Check every line of the data below for the string "headline", and copy the ones that hold it.

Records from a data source

╭──

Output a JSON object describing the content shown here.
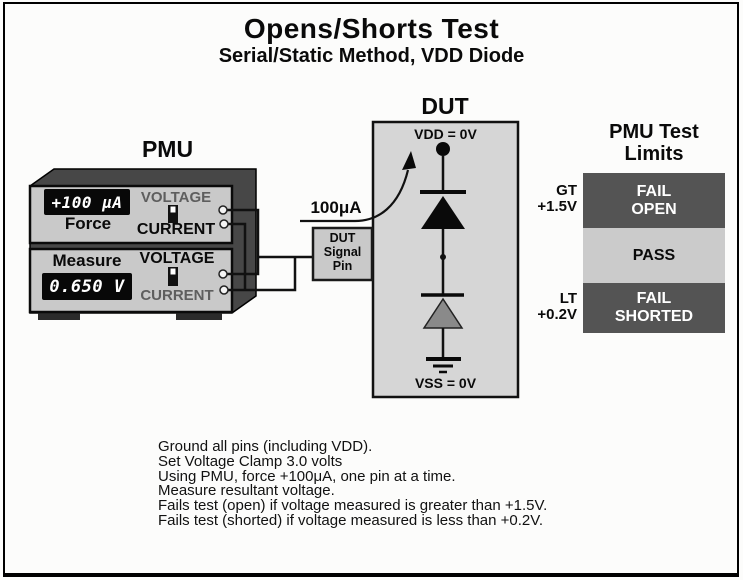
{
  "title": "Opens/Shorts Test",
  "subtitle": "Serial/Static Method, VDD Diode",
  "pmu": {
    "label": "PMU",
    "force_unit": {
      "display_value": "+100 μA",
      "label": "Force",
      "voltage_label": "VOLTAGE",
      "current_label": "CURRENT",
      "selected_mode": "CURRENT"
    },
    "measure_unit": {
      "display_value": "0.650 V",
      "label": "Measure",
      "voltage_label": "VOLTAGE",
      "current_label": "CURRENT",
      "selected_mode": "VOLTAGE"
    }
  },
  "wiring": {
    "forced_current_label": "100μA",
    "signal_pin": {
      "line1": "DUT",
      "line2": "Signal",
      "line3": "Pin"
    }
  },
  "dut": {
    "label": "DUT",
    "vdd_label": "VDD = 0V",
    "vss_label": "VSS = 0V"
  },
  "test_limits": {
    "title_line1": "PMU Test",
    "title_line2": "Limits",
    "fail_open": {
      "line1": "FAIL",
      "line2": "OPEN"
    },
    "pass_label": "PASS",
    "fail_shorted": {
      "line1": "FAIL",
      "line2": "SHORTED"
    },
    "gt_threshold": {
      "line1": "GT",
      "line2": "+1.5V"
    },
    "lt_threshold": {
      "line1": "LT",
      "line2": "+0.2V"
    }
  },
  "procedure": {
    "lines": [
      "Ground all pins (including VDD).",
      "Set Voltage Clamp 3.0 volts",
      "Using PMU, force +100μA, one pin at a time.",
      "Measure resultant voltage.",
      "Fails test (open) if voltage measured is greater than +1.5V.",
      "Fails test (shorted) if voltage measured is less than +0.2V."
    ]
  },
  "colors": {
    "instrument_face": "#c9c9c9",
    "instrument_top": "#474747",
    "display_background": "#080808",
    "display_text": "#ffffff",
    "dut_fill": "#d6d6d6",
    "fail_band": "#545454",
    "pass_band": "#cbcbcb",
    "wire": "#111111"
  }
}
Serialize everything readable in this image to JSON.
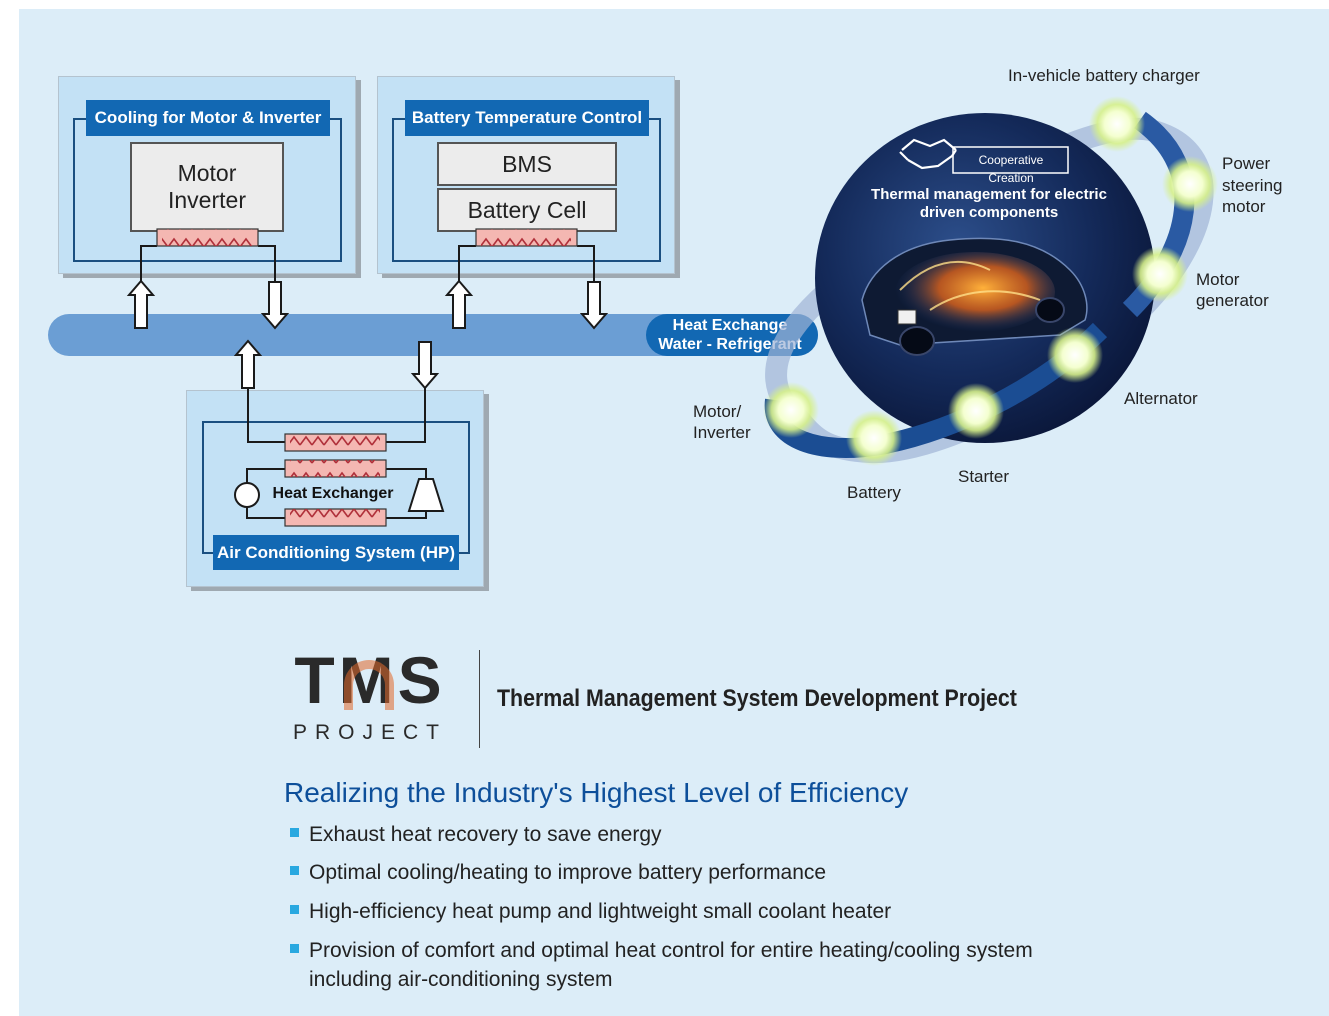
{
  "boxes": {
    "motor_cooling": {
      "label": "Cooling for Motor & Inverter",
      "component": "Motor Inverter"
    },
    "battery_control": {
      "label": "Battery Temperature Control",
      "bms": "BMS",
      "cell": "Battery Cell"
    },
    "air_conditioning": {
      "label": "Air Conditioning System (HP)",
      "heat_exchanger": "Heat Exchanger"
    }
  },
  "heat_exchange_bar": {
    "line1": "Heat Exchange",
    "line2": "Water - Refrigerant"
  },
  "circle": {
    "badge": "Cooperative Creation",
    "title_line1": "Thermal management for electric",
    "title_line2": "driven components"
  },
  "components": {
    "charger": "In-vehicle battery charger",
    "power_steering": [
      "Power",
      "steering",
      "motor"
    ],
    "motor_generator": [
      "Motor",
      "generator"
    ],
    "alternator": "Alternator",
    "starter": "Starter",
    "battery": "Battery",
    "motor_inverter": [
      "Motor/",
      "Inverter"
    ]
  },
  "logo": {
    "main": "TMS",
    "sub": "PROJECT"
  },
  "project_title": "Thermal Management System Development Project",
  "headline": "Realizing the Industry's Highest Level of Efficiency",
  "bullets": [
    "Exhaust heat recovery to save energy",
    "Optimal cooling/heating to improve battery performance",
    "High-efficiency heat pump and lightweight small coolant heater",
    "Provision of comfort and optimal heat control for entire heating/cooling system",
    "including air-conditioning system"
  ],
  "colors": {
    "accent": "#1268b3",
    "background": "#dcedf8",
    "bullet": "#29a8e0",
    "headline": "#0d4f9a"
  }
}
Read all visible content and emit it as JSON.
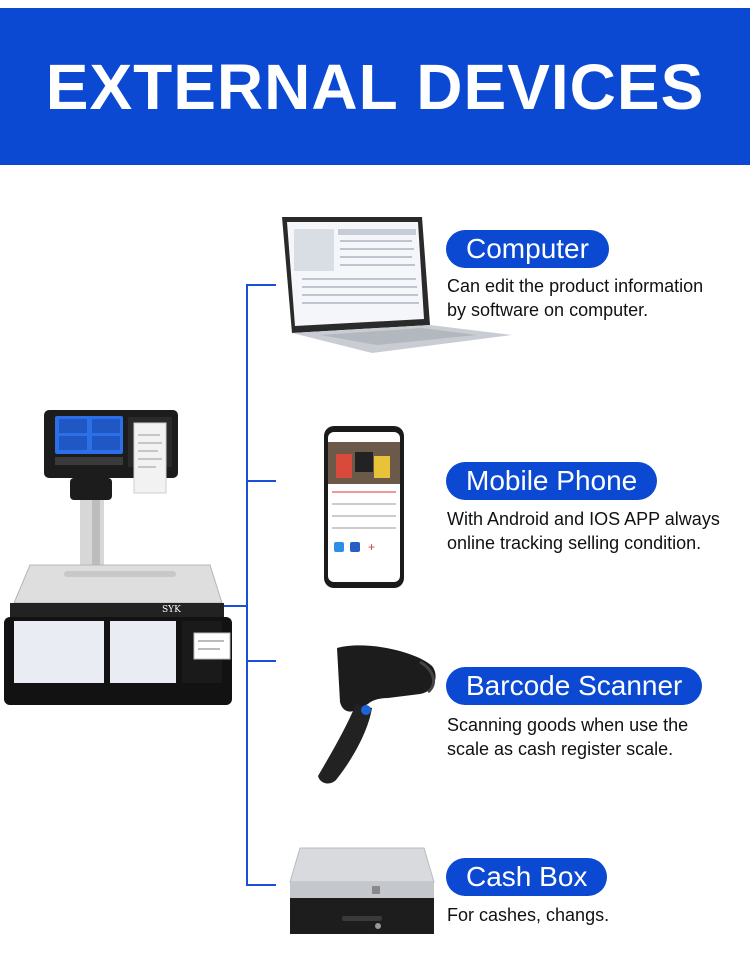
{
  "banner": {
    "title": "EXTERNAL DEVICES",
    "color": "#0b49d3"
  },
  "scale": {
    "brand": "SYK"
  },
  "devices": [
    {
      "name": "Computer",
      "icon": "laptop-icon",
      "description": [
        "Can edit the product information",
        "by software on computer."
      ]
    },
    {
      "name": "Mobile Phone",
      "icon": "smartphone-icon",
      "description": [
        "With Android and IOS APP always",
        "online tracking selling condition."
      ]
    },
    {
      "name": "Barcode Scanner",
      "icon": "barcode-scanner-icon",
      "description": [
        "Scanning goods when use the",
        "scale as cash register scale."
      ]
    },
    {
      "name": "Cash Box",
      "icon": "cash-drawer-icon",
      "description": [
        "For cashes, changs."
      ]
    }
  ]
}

╰──

*Response:*
  "headline": "Realizing the Industry's Highest Level of Efficiency",
    "headline": "#0d4f9a"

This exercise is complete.